What you should do =>
Each line that holds the word "bottom" is to be identified and copied.

==== Entries supplied

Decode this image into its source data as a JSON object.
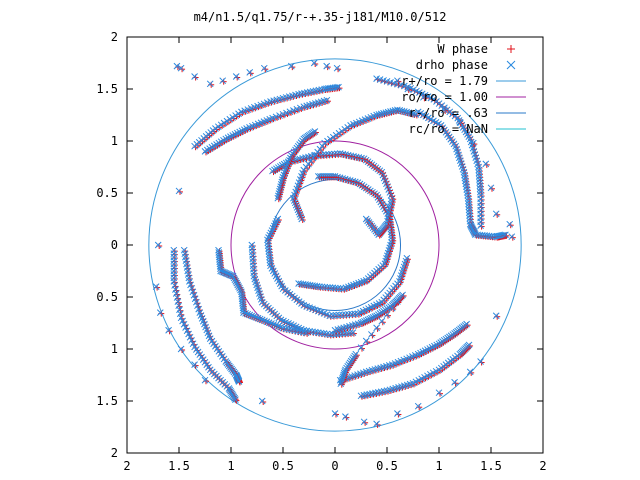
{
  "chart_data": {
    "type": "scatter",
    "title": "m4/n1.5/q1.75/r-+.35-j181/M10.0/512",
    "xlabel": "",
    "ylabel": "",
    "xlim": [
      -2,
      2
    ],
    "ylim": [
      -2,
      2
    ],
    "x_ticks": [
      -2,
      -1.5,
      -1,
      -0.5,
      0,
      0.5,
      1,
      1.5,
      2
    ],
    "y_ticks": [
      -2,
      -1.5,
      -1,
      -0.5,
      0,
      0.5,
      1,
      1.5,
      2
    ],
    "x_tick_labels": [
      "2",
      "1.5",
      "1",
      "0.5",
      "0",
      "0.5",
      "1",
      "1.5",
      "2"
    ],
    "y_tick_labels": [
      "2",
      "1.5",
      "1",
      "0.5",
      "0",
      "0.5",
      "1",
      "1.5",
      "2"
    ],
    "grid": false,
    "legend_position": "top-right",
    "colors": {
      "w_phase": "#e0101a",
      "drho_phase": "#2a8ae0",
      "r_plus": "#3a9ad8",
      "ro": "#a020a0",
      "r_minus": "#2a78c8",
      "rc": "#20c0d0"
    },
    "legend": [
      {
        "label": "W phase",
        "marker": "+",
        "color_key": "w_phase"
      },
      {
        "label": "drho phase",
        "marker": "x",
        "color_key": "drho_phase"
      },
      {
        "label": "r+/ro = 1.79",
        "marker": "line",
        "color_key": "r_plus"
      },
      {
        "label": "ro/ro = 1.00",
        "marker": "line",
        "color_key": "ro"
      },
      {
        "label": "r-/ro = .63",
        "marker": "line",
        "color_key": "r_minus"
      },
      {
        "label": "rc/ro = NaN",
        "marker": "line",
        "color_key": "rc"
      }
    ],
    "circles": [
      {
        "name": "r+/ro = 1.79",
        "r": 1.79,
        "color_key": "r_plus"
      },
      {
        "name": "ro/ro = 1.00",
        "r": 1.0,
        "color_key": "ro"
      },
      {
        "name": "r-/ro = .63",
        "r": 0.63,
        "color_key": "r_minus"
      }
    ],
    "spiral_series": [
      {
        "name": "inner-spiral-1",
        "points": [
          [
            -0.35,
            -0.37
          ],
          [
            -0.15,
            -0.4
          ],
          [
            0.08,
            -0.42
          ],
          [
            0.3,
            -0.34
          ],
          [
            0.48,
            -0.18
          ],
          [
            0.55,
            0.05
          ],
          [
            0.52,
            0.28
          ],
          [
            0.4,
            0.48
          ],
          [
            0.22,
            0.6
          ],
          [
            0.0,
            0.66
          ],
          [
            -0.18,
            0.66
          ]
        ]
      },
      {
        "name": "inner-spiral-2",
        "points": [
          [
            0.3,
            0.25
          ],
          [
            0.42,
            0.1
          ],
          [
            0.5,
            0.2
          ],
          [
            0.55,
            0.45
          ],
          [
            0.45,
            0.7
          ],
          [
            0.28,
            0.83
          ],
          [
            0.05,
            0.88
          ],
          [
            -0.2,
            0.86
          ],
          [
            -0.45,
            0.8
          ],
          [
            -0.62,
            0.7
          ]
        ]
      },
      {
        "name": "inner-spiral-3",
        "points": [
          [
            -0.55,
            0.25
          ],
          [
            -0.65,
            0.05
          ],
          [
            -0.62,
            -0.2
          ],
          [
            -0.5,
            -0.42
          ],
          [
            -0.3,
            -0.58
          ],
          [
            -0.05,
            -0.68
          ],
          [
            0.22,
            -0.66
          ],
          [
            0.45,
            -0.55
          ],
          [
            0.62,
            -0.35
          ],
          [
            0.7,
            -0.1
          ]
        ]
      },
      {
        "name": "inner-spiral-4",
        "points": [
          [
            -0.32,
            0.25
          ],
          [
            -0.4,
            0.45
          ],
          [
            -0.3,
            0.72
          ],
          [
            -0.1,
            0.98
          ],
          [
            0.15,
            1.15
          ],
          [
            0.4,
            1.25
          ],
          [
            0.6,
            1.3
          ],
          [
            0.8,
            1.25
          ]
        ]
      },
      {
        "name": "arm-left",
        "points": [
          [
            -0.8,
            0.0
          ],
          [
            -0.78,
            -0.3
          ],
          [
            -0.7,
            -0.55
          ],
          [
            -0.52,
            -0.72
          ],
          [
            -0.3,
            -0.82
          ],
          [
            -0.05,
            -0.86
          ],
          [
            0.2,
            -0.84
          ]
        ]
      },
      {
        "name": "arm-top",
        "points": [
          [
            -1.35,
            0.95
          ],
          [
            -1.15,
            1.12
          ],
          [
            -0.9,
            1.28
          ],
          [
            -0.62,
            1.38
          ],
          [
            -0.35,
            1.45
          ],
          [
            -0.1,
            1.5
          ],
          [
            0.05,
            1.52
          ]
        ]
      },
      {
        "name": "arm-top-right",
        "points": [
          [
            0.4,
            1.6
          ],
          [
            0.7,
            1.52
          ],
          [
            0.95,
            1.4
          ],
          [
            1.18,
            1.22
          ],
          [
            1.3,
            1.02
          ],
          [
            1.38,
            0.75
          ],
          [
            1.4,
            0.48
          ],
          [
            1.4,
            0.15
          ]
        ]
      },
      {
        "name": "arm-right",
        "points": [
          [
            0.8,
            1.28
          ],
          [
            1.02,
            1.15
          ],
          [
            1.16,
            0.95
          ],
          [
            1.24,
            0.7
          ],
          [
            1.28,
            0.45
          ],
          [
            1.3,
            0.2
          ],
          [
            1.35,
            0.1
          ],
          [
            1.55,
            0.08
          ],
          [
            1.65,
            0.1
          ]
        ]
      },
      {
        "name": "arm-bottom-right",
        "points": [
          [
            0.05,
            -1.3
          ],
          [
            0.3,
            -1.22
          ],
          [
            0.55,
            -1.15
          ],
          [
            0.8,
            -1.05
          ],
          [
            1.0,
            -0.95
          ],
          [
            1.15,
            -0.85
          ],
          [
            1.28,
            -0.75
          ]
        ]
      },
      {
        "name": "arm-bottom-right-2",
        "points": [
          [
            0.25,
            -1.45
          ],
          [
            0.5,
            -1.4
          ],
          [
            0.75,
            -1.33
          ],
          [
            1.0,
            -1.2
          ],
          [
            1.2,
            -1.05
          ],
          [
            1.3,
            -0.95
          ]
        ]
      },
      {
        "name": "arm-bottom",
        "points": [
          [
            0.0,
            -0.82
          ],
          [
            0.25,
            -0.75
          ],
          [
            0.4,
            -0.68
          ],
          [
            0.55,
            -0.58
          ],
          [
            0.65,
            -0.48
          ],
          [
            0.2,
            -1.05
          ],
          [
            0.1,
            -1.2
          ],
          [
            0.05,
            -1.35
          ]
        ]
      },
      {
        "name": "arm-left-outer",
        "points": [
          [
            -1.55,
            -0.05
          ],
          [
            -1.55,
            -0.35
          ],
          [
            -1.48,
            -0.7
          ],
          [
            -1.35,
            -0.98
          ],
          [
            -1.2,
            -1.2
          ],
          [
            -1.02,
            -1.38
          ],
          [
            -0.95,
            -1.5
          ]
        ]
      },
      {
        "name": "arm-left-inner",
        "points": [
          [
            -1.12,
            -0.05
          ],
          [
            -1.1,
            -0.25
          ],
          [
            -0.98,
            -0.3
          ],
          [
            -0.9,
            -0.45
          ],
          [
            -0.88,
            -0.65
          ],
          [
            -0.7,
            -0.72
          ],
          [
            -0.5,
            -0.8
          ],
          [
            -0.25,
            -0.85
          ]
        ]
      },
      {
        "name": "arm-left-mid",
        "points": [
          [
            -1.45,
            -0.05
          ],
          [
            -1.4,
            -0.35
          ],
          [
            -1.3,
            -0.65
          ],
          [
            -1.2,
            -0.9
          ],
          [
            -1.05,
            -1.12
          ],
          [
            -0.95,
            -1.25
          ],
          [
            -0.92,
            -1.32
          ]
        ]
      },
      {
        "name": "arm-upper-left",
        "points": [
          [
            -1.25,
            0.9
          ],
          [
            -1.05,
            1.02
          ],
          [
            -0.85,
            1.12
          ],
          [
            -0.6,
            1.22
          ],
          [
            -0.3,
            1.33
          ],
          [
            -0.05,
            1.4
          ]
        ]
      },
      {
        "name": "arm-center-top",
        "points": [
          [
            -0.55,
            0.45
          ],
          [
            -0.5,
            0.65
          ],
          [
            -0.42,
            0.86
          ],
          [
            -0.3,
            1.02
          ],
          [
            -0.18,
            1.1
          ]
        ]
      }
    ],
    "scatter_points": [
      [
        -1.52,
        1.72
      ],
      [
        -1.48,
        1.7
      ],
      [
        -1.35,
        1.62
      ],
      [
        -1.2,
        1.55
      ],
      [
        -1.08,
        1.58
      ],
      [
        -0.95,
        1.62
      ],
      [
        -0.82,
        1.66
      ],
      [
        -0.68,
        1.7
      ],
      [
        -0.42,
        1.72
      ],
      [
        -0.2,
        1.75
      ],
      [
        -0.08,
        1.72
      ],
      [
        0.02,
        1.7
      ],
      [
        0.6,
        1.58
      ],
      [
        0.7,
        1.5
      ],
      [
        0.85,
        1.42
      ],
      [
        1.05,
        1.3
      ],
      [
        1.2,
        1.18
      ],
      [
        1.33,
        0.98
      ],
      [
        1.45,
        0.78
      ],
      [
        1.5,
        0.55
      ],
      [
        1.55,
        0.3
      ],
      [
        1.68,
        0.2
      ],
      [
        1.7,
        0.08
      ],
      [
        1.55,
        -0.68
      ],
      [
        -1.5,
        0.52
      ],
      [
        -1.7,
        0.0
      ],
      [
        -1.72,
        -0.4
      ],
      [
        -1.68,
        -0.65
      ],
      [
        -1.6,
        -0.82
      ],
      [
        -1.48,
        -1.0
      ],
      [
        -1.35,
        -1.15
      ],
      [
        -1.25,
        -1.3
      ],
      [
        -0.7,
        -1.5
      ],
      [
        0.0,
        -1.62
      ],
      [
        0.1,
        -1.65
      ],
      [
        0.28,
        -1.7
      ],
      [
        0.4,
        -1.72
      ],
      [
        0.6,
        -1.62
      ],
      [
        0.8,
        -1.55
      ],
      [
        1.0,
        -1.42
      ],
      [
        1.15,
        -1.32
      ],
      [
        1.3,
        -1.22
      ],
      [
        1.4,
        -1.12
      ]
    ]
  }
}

========

Worked answer =>
        "name": "arm-bottom-right",
        "name": "arm-bottom-right-2",
        "name": "arm-bottom",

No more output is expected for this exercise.